Exercise prompt: Each entry below should be written out exactly as it is, with no pictures.

----

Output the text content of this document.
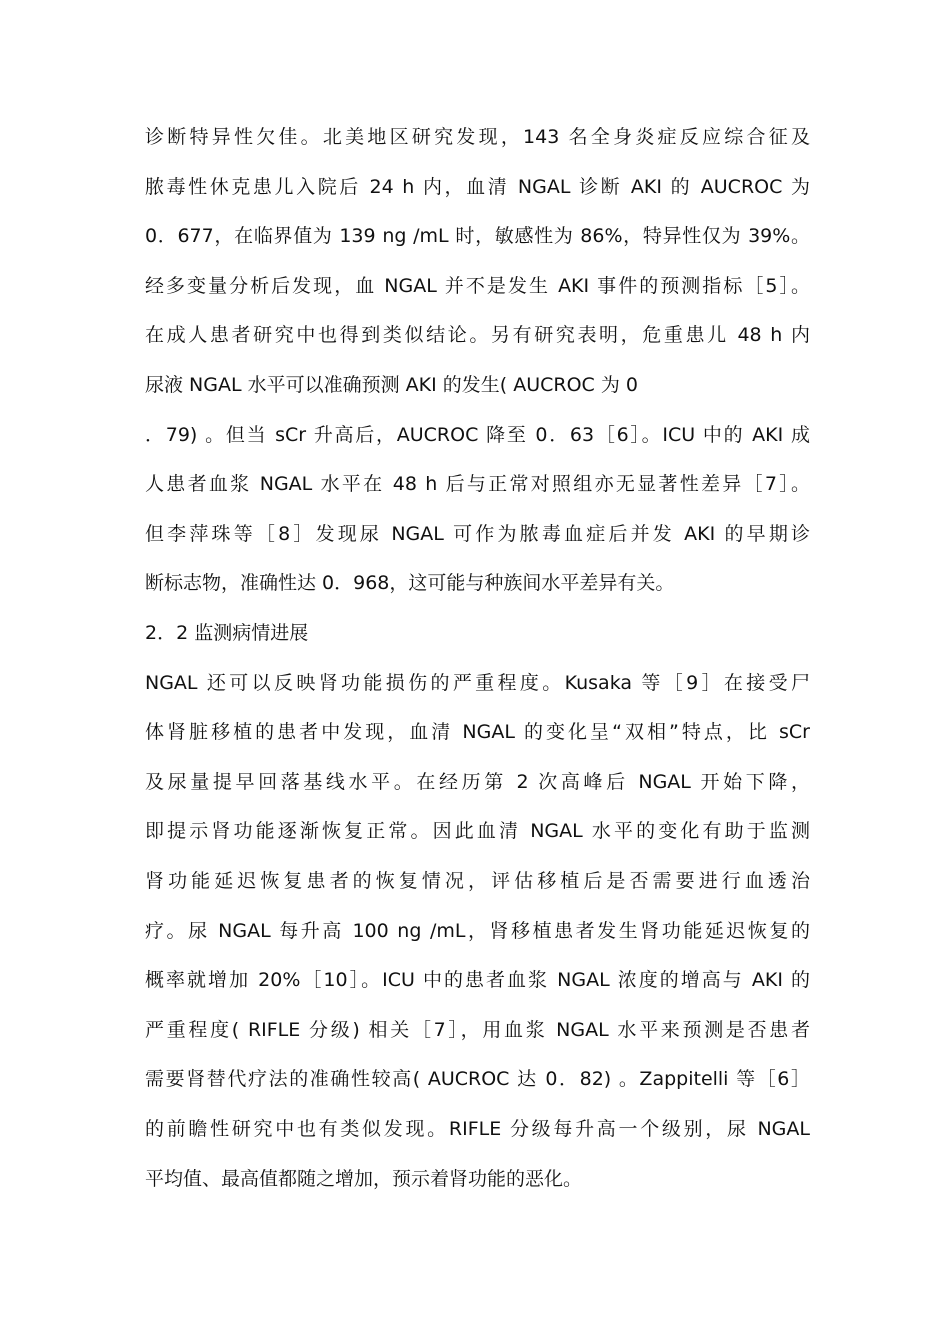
诊断特异性欠佳。北美地区研究发现，143 名全身炎症反应综合征及
脓毒性休克患儿入院后 24 h 内，血清 NGAL 诊断 AKI 的 AUCROC 为
0．677，在临界值为 139 ng /mL 时，敏感性为 86%，特异性仅为 39%。
经多变量分析后发现，血 NGAL 并不是发生 AKI 事件的预测指标［5］。
在成人患者研究中也得到类似结论。另有研究表明，危重患儿 48 h 内
尿液 NGAL 水平可以准确预测 AKI 的发生( AUCROC 为 0
．79) 。但当 sCr 升高后，AUCROC 降至 0．63［6］。ICU 中的 AKI 成
人患者血浆 NGAL 水平在 48 h 后与正常对照组亦无显著性差异［7］。
但李萍珠等［8］发现尿 NGAL 可作为脓毒血症后并发 AKI 的早期诊
断标志物，准确性达 0．968，这可能与种族间水平差异有关。
2．2 监测病情进展
NGAL 还可以反映肾功能损伤的严重程度。Kusaka 等［9］在接受尸
体肾脏移植的患者中发现，血清 NGAL 的变化呈“双相”特点，比 sCr
及尿量提早回落基线水平。在经历第 2 次高峰后 NGAL 开始下降，
即提示肾功能逐渐恢复正常。因此血清 NGAL 水平的变化有助于监测
肾功能延迟恢复患者的恢复情况，评估移植后是否需要进行血透治
疗。尿 NGAL 每升高 100 ng /mL，肾移植患者发生肾功能延迟恢复的
概率就增加 20%［10］。ICU 中的患者血浆 NGAL 浓度的增高与 AKI 的
严重程度( RIFLE 分级) 相关［7］，用血浆 NGAL 水平来预测是否患者
需要肾替代疗法的准确性较高( AUCROC 达 0．82) 。Zappitelli 等［6］
的前瞻性研究中也有类似发现。RIFLE 分级每升高一个级别，尿 NGAL
平均值、最高值都随之增加，预示着肾功能的恶化。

----

Correct answer:
Output the text content of this document.
诊断特异性欠佳。北美地区研究发现，143 名全身炎症反应综合征及
脓毒性休克患儿入院后 24 h 内，血清 NGAL 诊断 AKI 的 AUCROC 为
0．677，在临界值为 139 ng /mL 时，敏感性为 86%，特异性仅为 39%。
经多变量分析后发现，血 NGAL 并不是发生 AKI 事件的预测指标［5］。
在成人患者研究中也得到类似结论。另有研究表明，危重患儿 48 h 内
尿液 NGAL 水平可以准确预测 AKI 的发生( AUCROC 为 0
．79) 。但当 sCr 升高后，AUCROC 降至 0．63［6］。ICU 中的 AKI 成
人患者血浆 NGAL 水平在 48 h 后与正常对照组亦无显著性差异［7］。
但李萍珠等［8］发现尿 NGAL 可作为脓毒血症后并发 AKI 的早期诊
断标志物，准确性达 0．968，这可能与种族间水平差异有关。
2．2 监测病情进展
NGAL 还可以反映肾功能损伤的严重程度。Kusaka 等［9］在接受尸
体肾脏移植的患者中发现，血清 NGAL 的变化呈“双相”特点，比 sCr
及尿量提早回落基线水平。在经历第 2 次高峰后 NGAL 开始下降，
即提示肾功能逐渐恢复正常。因此血清 NGAL 水平的变化有助于监测
肾功能延迟恢复患者的恢复情况，评估移植后是否需要进行血透治
疗。尿 NGAL 每升高 100 ng /mL，肾移植患者发生肾功能延迟恢复的
概率就增加 20%［10］。ICU 中的患者血浆 NGAL 浓度的增高与 AKI 的
严重程度( RIFLE 分级) 相关［7］，用血浆 NGAL 水平来预测是否患者
需要肾替代疗法的准确性较高( AUCROC 达 0．82) 。Zappitelli 等［6］
的前瞻性研究中也有类似发现。RIFLE 分级每升高一个级别，尿 NGAL
平均值、最高值都随之增加，预示着肾功能的恶化。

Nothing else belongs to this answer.